| Aim |
The data below should be restated word for word, with every picture omitted.

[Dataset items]
<<<<
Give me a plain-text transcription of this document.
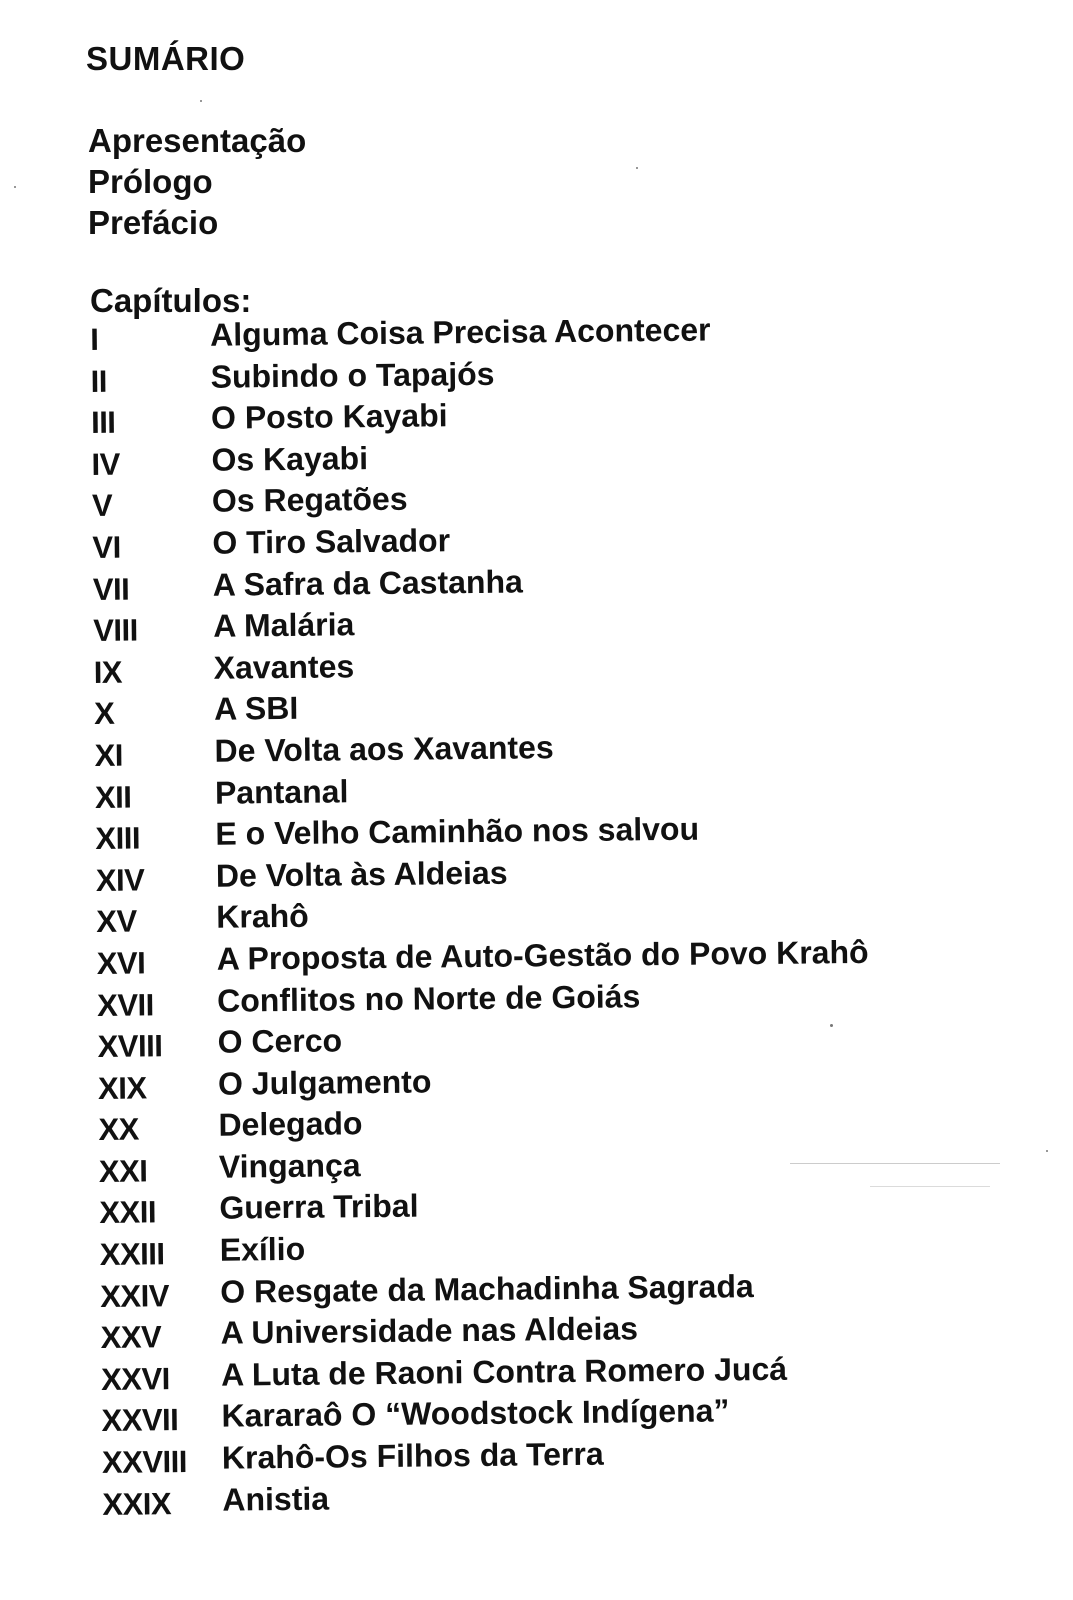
SUMÁRIO
Apresentação
Prólogo
Prefácio
Capítulos:
I	Alguma Coisa Precisa Acontecer
II	Subindo o Tapajós
III	O Posto Kayabi
IV	Os Kayabi
V	Os Regatões
VI	O Tiro Salvador
VII	A Safra da Castanha
VIII	A Malária
IX	Xavantes
X	A SBI
XI	De Volta aos Xavantes
XII	Pantanal
XIII	E o Velho Caminhão nos salvou
XIV	De Volta às Aldeias
XV	Krahô
XVI	A Proposta de Auto-Gestão do Povo Krahô
XVII	Conflitos no Norte de Goiás
XVIII	O Cerco
XIX	O Julgamento
XX	Delegado
XXI	Vingança
XXII	Guerra Tribal
XXIII	Exílio
XXIV	O Resgate da Machadinha Sagrada
XXV	A Universidade nas Aldeias
XXVI	A Luta de Raoni Contra Romero Jucá
XXVII	Kararaô O “Woodstock Indígena”
XXVIII	Krahô-Os Filhos da Terra
XXIX	Anistia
>>>>
| Answer in full |
Give me a plain-text transcription of this document.
SUMÁRIO
Apresentação
Prólogo
Prefácio
Capítulos:
I	Alguma Coisa Precisa Acontecer
II	Subindo o Tapajós
III	O Posto Kayabi
IV	Os Kayabi
V	Os Regatões
VI	O Tiro Salvador
VII	A Safra da Castanha
VIII	A Malária
IX	Xavantes
X	A SBI
XI	De Volta aos Xavantes
XII	Pantanal
XIII	E o Velho Caminhão nos salvou
XIV	De Volta às Aldeias
XV	Krahô
XVI	A Proposta de Auto-Gestão do Povo Krahô
XVII	Conflitos no Norte de Goiás
XVIII	O Cerco
XIX	O Julgamento
XX	Delegado
XXI	Vingança
XXII	Guerra Tribal
XXIII	Exílio
XXIV	O Resgate da Machadinha Sagrada
XXV	A Universidade nas Aldeias
XXVI	A Luta de Raoni Contra Romero Jucá
XXVII	Kararaô O “Woodstock Indígena”
XXVIII	Krahô-Os Filhos da Terra
XXIX	Anistia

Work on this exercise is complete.